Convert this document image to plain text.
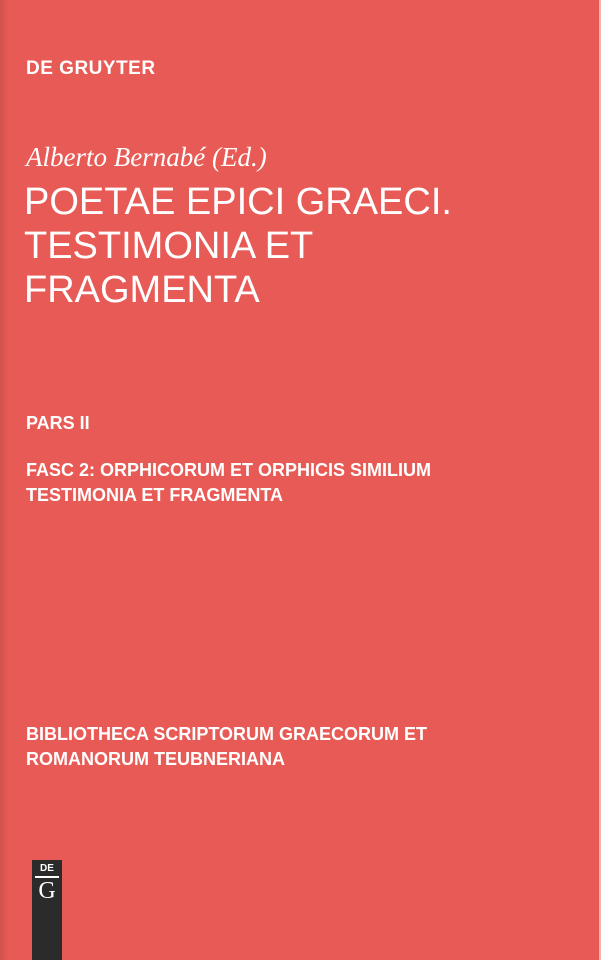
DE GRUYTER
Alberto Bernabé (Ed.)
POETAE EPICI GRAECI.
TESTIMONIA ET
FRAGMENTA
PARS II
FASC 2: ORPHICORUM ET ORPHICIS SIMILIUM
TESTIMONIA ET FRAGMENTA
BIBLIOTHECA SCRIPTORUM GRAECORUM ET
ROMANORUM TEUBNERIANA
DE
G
==
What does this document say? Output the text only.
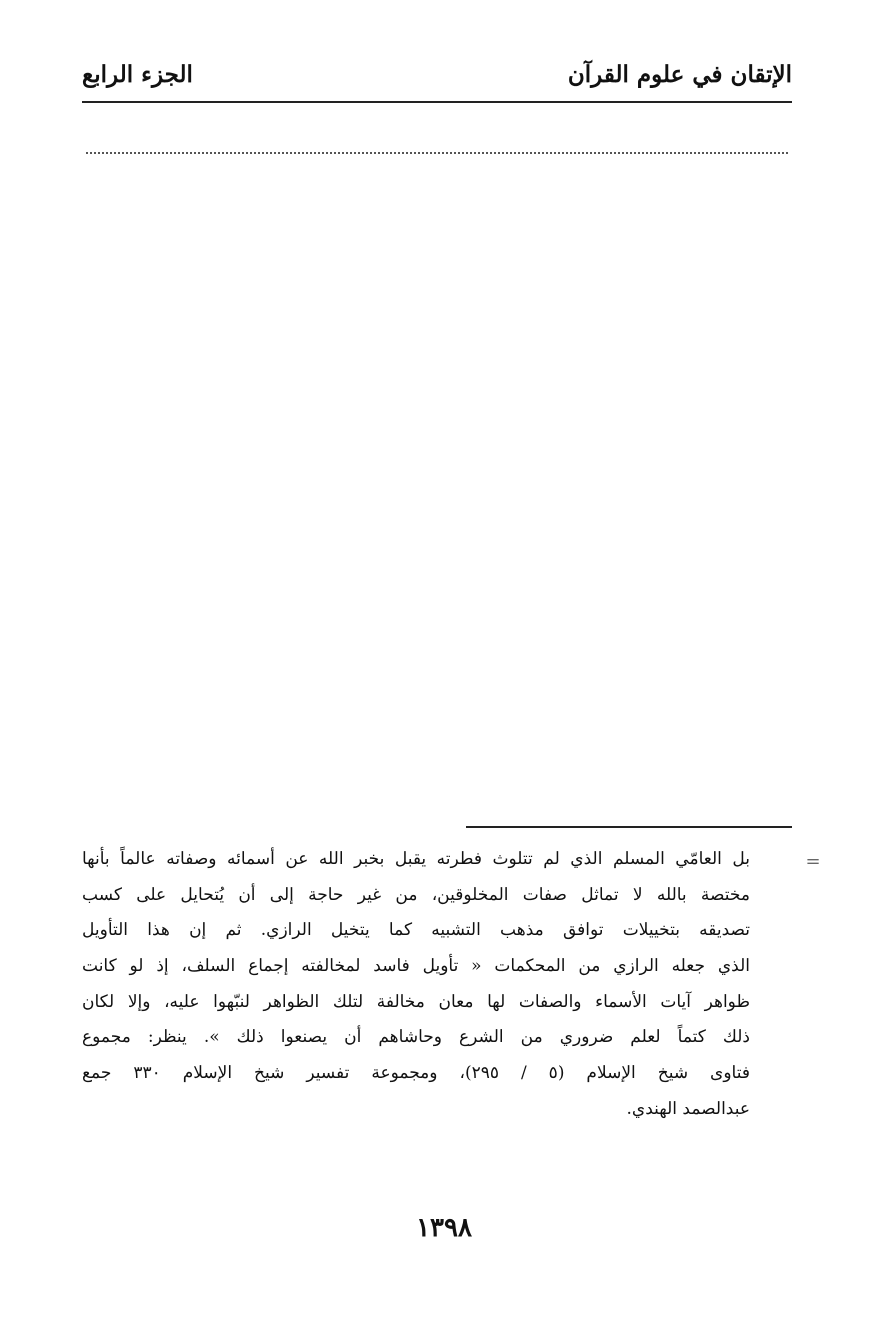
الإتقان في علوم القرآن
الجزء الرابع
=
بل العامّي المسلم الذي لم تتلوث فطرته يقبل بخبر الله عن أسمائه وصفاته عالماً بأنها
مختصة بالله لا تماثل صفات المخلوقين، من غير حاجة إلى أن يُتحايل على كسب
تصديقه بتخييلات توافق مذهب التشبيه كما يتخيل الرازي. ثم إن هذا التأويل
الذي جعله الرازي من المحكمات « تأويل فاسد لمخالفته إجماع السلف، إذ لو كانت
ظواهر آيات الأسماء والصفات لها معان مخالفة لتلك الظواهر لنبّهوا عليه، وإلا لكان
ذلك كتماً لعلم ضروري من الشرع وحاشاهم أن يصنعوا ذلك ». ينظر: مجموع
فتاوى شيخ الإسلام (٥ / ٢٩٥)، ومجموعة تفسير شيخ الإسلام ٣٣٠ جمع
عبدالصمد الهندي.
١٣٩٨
---
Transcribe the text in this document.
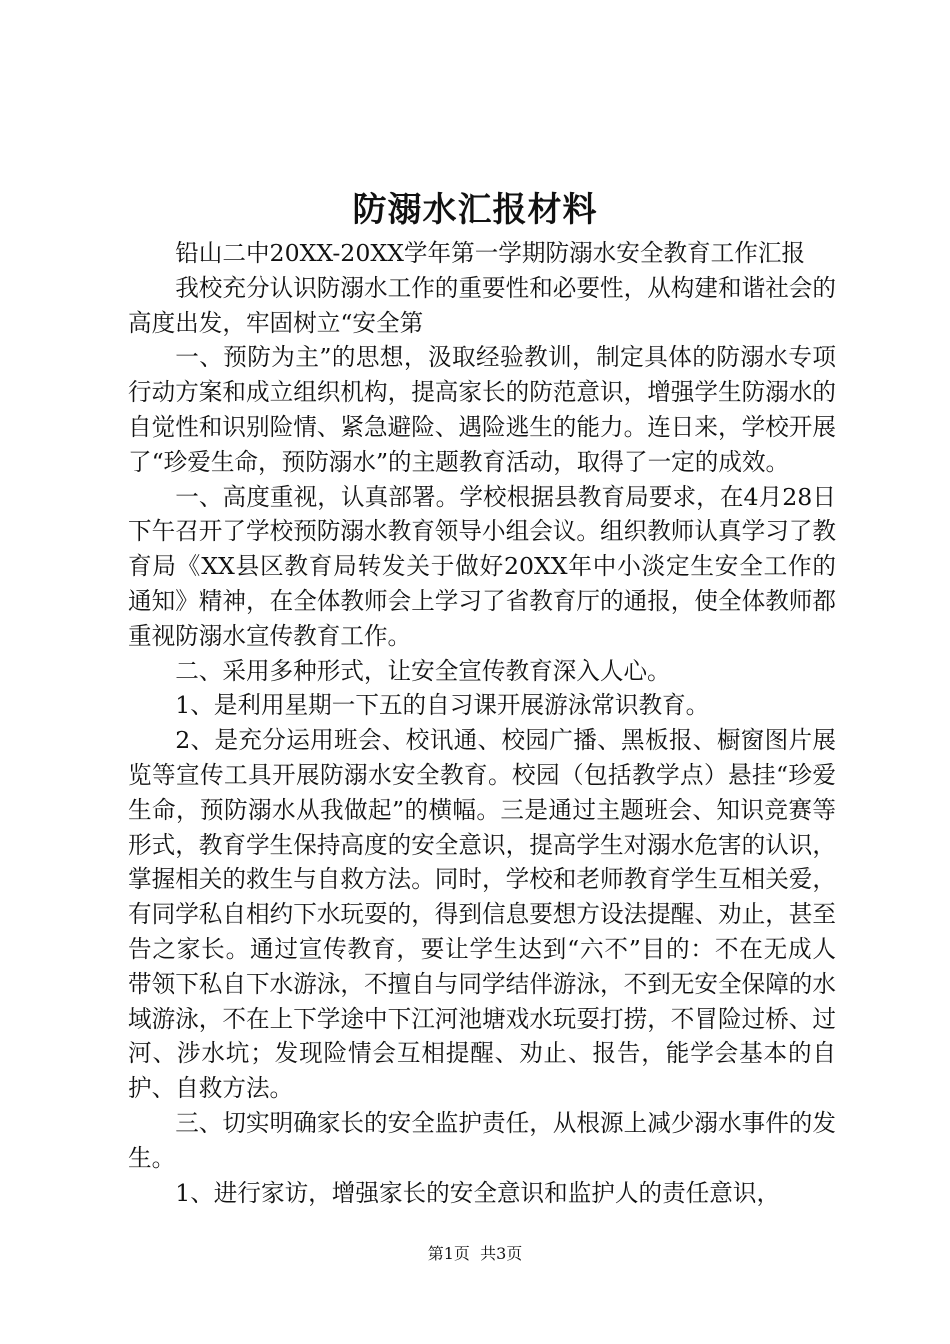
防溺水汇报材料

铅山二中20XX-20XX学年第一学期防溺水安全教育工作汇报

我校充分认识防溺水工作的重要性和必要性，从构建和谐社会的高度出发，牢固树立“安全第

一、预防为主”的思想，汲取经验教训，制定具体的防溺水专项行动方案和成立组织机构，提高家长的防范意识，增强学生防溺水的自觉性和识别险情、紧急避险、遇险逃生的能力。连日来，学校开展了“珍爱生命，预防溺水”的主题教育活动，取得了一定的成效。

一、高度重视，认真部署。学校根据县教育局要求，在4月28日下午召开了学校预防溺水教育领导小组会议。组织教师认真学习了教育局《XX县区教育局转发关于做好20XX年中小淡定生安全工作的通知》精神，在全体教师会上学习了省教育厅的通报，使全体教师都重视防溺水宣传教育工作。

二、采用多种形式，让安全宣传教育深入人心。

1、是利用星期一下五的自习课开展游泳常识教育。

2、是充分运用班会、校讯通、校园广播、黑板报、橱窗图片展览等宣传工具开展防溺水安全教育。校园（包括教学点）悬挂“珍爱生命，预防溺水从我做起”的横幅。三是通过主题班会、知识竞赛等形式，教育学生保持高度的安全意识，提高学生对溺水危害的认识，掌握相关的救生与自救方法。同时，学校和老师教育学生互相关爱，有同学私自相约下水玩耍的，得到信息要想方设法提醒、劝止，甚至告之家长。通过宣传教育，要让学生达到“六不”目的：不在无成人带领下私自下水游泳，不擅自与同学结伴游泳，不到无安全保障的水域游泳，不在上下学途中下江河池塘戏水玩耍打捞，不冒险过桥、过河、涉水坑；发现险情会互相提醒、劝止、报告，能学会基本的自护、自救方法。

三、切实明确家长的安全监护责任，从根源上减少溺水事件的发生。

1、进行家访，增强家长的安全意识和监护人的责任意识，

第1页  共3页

#### What to produce
Return every line of the preceding records in which the word "FRAGMENTA" appears.

#### Response for this exercise
FRAGMENTA
TESTIMONIA ET FRAGMENTA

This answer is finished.